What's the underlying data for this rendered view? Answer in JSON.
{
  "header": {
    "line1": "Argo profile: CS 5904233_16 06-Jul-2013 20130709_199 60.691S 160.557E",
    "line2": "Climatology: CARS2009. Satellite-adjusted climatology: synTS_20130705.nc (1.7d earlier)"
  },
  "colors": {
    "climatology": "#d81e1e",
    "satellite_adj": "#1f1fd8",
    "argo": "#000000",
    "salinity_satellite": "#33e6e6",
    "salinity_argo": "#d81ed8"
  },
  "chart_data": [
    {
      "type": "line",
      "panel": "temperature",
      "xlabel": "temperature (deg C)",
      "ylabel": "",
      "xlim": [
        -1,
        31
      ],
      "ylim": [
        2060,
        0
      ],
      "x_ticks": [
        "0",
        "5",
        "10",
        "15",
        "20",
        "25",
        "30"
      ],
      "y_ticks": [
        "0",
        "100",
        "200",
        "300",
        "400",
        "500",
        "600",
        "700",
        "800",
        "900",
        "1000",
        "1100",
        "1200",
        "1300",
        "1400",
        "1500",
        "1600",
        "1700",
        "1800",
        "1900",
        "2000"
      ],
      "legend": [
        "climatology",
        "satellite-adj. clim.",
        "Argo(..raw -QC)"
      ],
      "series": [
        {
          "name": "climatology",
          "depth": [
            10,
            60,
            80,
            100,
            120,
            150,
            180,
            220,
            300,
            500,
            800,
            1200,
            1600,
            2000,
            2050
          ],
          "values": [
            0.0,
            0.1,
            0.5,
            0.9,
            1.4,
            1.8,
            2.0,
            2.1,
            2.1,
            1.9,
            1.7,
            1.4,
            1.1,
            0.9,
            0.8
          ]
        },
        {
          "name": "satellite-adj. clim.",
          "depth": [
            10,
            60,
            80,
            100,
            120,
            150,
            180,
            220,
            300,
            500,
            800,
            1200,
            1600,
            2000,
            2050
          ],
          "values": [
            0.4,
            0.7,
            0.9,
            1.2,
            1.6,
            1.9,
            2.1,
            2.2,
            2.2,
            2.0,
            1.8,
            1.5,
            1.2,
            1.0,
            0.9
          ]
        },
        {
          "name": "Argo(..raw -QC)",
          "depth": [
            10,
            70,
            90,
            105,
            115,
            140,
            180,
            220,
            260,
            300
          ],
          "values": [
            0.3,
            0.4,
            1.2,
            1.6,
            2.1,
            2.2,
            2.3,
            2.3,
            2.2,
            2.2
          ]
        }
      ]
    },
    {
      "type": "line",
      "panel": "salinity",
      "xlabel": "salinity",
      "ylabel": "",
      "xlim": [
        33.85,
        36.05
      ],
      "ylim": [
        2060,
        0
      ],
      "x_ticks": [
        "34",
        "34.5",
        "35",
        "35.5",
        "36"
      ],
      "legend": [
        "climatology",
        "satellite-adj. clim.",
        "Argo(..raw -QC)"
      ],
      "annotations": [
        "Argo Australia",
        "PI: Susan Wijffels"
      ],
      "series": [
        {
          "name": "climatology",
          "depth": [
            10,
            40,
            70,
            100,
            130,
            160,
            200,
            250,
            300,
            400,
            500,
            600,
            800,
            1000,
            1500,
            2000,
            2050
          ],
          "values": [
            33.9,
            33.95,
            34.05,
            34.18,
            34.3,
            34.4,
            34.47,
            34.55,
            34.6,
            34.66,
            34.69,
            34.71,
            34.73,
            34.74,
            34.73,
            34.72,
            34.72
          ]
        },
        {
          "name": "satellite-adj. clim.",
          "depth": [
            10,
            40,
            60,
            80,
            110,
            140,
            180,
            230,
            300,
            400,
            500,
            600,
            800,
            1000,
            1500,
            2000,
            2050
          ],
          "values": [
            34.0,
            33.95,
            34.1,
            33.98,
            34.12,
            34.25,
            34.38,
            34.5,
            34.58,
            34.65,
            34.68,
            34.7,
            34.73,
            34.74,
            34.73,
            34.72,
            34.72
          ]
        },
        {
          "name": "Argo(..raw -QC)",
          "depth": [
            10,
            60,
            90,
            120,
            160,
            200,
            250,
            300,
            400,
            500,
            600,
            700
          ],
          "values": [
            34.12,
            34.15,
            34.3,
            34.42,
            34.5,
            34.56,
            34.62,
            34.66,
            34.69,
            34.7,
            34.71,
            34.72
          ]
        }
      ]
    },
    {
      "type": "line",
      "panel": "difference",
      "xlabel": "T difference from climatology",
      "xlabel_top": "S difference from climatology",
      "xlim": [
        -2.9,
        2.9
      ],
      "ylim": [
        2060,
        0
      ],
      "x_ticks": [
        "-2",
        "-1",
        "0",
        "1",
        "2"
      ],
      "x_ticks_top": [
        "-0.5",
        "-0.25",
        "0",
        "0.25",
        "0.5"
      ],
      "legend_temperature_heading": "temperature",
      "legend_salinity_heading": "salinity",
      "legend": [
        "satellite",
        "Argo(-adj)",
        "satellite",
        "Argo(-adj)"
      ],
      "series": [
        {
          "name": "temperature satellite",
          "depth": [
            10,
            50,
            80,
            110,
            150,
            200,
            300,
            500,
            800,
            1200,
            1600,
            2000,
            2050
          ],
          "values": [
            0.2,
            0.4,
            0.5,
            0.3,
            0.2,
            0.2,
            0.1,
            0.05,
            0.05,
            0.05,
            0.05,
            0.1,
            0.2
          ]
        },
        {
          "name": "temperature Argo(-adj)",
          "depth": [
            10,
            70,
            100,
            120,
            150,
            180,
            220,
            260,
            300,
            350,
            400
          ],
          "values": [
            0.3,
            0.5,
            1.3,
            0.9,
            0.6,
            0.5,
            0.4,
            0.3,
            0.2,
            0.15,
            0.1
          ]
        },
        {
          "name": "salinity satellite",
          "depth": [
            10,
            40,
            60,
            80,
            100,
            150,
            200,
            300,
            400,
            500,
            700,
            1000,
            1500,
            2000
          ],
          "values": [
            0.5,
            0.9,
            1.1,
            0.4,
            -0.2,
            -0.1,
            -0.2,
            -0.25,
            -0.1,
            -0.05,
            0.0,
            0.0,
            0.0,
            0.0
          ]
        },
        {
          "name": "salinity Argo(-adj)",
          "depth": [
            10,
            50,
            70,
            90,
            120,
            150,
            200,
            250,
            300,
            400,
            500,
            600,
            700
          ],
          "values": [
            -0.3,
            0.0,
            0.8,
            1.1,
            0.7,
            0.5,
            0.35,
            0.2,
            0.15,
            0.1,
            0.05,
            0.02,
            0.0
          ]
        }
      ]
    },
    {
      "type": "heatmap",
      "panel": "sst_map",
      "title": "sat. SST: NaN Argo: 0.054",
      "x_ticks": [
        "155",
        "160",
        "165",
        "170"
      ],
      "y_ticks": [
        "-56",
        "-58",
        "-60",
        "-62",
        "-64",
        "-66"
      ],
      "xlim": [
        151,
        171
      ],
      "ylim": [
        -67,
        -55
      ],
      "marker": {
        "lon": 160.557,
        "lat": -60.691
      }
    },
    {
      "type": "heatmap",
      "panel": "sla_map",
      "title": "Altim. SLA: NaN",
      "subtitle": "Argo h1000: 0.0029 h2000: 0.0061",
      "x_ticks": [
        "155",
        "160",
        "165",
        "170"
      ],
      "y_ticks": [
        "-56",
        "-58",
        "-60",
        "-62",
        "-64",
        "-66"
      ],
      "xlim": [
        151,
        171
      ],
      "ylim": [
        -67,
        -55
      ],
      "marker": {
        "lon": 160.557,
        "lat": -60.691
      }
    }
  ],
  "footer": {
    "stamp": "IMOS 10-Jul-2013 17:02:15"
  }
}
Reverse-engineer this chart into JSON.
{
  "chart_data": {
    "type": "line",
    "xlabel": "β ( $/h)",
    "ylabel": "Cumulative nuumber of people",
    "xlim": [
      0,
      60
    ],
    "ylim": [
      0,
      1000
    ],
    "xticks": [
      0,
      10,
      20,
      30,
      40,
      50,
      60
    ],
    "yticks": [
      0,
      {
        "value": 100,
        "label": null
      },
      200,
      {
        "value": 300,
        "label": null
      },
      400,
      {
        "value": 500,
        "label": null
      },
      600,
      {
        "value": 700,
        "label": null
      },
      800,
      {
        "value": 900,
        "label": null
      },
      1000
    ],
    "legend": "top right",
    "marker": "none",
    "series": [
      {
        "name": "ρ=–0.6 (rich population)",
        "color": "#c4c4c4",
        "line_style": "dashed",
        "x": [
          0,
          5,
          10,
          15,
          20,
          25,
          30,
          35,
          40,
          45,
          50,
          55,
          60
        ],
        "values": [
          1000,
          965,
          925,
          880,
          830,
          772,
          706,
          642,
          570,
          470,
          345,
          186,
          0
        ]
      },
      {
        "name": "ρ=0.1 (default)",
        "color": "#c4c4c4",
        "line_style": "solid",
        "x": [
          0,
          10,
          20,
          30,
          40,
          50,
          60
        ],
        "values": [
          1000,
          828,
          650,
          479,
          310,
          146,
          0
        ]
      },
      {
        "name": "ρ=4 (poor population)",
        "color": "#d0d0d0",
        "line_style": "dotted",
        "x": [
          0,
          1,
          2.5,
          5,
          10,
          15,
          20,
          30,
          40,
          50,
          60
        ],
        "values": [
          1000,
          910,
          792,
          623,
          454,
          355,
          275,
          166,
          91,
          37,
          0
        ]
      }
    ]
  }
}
━━━━━━━━━━━━━━━━━━━━
Go through the lines above. Select every one that has the string "panel".

      "panel": "temperature",
      "panel": "salinity",
      "panel": "difference",
      "panel": "sst_map",
      "panel": "sla_map",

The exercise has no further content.